Write a continuation of the passage on Trump-era relations between Russia and the United States, beginning after its final sentence.

Given passage —
============================================================

Of course, it could be that they are both. The discursive shift from ‘leadership’ to ‘greatness’ potentially allowed the restoration of normal diplomatic intercourse to manage the differences. Trump clearly sought a rapprochement with Russia, but he was trapped by the inertia of Cold War institutions and thinking. Russia, too, has abandoned its early post-Cold War hopes of joining a transformed Greater West, and major steps have been taken towards the creation of Greater Eurasia. Nevertheless, alarmed by the emergence of ‘Kissinger’s worst nightmare,’ a Russo-Chinese alignment, Trump initially planned to drive a wedge between the two by reversing the anti-Putin animus of the previous administration and favoring Russia while making demands on China. Even if this policy had developed, Russia was unlikely to renege on its foundational alignment with China in favor of a tenuous and uncertain relationship with Trump’s Washington. Equally, China signaled that it would not be party to attempts by the U.S. to weaken its alignment with Russia. It is hard to see what the U.S. could offer Russia in any putative ‘big deal,’ while at the same time demanding concessions that affected what the Kremlin considered were its core interests. The Russo-U.S. relationship will remain at best transactional (if the Trumpians have their way), and at worst openly confrontational (if his opponents come out on top).

Russian Foreign Minister Sergei Lavrov shakes hands with U.S. Secretary of State Rex Tillerson after a press conference in Moscow on April 12, 2017.| AFP PHOTO / ALEXANDER NEMENOV

The American ‘deep state’ reasserted itself, and the fifth post-Cold War reset ended before it had begun.23 In keeping with his promise to ‘make America great again,’ Trump proposed a $54 billion increase in U.S. defense spending, which brought the U.S. defense budget for 2018 to $696 billion. The increase was 80 percent of Russia’s total defense spending for 2016. Trump also signaled his intention of expanding the $1 trillion program for the modernization of U.S. nuclear weapons launched by Obama. Trump’s initial instinct to improve relations with Russia was never going to be at the price of American military and economic supremacy. The anti-Russian fervor only legitimated ‘the kind of nationalist assertiveness that, in normal times, liberals try to tamp down.’24 In his February 16, 2017 news conference Trump defended his policy, arguing ‘If we have a good relationship with Russia, believe me, that’s a good thing, not a bad thing.’25 However, in conditions of rampant ‘Russo-phobia,’ and Ukraine’s campaign to ensure Moscow’s isolation, even small moves by Trump to improve relations were interpreted as appeasement and the sell-out of Ukraine and Eastern Europe, if not some form of collusive relationship with the master-player of the Kremlin.

============================================================

Stored entries:
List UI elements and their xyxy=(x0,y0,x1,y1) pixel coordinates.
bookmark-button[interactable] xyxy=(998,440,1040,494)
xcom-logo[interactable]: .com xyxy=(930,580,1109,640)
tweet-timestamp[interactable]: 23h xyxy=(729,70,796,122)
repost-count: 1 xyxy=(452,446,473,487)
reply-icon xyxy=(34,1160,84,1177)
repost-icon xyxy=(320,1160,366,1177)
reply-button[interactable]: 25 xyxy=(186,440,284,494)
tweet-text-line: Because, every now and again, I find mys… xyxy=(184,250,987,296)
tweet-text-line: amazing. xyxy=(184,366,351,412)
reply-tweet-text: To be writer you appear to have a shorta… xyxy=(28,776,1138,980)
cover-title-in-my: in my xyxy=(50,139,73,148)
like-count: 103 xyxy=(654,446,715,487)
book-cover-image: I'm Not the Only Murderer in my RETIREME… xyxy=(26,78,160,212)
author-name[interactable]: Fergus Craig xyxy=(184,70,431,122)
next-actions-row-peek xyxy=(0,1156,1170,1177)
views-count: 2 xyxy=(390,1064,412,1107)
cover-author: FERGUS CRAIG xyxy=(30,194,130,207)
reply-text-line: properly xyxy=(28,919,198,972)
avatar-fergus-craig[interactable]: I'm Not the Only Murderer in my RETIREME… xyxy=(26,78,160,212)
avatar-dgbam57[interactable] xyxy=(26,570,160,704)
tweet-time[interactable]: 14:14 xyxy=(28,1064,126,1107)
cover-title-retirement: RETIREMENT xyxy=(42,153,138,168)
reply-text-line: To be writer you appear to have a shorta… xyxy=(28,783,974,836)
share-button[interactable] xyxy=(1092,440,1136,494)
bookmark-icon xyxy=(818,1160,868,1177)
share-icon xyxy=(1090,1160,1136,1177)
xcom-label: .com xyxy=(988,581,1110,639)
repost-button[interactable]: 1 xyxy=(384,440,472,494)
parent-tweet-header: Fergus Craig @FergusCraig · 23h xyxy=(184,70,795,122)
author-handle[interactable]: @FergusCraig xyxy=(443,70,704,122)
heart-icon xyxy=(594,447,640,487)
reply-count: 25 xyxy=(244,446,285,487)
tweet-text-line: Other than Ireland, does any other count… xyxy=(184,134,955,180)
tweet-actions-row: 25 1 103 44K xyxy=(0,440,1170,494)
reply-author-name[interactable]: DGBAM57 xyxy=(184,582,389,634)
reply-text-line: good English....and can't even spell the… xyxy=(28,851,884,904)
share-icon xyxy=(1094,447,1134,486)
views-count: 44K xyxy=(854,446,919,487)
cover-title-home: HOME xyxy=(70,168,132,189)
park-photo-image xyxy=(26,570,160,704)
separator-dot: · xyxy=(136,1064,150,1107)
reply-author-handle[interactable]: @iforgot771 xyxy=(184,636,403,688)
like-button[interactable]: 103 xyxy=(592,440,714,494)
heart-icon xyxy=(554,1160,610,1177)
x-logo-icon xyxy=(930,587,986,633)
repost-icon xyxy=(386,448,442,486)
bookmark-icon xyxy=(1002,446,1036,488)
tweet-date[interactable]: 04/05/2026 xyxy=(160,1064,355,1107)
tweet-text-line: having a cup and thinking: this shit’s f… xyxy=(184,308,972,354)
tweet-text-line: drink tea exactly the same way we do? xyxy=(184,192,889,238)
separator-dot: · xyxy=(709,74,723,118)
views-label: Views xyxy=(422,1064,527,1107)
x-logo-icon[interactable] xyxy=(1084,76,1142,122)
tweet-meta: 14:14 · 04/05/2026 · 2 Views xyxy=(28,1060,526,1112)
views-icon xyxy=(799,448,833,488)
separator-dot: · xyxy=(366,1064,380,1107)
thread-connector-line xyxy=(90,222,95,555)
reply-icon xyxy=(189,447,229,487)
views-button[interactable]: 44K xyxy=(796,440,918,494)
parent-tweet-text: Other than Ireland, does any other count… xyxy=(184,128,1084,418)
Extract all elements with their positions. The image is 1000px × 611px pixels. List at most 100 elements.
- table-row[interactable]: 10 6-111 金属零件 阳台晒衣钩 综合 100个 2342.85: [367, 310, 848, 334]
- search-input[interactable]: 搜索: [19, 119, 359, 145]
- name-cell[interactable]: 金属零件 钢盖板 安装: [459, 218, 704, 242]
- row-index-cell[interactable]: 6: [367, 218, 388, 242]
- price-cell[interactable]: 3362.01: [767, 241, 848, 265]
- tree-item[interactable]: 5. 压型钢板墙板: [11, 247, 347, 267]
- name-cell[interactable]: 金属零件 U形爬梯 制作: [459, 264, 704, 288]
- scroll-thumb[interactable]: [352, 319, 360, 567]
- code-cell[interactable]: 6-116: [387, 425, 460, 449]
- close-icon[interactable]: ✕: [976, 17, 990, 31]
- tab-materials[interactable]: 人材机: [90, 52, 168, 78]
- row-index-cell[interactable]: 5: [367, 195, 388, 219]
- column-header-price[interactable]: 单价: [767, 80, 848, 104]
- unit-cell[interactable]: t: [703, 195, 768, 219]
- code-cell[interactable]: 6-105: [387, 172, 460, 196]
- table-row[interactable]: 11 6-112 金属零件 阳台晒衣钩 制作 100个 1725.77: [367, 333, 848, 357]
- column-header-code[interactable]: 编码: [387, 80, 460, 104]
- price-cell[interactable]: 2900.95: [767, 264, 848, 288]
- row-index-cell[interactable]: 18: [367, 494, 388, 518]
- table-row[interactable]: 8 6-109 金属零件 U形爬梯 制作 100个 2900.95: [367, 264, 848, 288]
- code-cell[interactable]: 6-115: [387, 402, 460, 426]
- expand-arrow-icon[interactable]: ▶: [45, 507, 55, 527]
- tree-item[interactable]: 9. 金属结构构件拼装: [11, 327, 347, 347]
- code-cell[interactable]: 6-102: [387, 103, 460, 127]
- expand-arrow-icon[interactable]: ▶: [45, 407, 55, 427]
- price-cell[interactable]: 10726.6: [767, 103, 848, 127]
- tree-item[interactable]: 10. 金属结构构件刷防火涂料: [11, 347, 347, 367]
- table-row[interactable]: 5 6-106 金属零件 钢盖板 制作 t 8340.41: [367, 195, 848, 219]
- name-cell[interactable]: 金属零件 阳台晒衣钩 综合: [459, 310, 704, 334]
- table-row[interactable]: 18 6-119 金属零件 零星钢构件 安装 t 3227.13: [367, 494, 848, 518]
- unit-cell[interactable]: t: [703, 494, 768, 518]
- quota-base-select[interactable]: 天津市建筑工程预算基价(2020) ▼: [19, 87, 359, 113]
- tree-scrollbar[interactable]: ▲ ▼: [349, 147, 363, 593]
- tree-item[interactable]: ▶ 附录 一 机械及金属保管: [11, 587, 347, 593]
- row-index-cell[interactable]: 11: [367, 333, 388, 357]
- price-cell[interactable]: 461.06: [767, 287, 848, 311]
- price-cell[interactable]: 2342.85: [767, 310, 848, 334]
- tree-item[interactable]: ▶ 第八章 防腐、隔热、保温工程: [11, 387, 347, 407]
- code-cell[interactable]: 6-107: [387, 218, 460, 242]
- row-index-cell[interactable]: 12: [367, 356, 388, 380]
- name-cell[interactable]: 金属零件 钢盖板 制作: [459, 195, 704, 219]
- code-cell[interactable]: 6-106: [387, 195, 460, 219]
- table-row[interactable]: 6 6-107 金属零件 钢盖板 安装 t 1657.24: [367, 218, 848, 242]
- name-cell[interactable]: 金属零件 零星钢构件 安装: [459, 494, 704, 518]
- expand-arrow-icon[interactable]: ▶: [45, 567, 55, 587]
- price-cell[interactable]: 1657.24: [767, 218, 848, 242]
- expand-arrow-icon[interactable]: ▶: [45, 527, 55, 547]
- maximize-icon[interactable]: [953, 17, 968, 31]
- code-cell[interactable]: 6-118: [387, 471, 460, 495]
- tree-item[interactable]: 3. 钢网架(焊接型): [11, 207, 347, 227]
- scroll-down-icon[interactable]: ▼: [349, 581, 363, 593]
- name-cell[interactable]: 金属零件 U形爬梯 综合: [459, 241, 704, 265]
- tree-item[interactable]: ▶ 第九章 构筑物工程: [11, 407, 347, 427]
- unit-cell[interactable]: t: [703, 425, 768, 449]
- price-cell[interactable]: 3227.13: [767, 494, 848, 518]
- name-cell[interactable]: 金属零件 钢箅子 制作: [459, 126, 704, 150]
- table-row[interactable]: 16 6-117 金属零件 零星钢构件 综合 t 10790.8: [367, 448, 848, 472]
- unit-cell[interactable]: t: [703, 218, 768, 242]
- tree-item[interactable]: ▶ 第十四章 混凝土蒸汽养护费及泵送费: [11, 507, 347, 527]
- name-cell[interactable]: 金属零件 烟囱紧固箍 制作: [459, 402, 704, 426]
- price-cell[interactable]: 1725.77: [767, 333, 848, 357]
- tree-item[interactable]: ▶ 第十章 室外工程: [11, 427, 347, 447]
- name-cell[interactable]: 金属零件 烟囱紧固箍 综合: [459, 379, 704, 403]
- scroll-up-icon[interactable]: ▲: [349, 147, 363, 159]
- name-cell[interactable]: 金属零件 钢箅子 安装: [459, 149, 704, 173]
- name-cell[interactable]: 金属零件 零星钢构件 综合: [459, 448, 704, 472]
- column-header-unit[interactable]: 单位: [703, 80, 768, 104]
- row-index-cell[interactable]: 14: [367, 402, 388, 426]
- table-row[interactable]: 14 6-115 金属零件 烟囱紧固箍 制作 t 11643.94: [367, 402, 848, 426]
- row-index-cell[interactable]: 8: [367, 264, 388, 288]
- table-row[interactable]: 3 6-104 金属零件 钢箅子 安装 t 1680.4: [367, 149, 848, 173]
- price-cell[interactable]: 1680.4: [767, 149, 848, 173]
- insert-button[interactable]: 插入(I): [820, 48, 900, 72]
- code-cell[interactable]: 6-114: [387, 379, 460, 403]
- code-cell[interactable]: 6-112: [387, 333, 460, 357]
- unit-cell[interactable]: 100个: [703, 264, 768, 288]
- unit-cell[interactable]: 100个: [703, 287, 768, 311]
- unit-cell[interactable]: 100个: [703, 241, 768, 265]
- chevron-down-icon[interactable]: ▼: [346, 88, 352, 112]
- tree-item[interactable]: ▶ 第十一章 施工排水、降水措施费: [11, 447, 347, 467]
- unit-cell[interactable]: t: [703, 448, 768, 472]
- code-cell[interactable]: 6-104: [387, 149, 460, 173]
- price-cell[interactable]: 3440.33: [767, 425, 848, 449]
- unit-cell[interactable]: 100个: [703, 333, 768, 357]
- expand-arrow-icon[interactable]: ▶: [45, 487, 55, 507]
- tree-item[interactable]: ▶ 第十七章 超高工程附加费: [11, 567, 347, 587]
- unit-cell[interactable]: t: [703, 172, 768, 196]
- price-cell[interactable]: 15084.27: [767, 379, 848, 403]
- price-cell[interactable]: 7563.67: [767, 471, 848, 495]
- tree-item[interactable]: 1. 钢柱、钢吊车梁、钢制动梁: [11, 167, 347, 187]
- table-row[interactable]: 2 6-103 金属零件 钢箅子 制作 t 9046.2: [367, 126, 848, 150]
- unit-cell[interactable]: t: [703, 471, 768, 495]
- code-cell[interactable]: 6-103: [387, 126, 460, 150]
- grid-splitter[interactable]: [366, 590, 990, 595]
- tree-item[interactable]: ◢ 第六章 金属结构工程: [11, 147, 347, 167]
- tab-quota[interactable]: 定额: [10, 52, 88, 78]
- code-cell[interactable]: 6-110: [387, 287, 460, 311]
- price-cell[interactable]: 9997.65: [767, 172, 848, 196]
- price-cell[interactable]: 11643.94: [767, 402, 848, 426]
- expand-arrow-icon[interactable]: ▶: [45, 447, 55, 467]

============================================================

Exercise output —
Trump was forced to prove his toughness on Russia, reducing the scope for deal-making and heightening the risk of a miscalculation leading to war. Indeed, in July 2017 Congress voted to impose a new range of sanctions and to limit the president’s ability to ease or lift the existing ones. The December 2012 Magnitsky Act, imposing penalties on Russians allegedly involved in the death of the auditor Sergei Magnitsky, was extended to cover more individuals. Faced with enormous majorities in both houses, Trump reluctantly signed the sanctions bill on August 2, but made clear that he objected to this encroachment on the presidential prerogative to conduct foreign policy. The sanctions effectively aimed at changing Russian foreign policy and the basis of its statehood. Russia’s immediate response, a long-delayed response to Obama’s actions in late 2016, was to expel 755 U.S. diplomats from Russia and to stop access to two U.S. facilities in Moscow. The Russian foreign ministry called the sanctions a sign of the ‘extreme aggression’ of the U.S. in international affairs.26 In turn, in early September the Russian consulate in San Francisco was seized by the U.S. authorities.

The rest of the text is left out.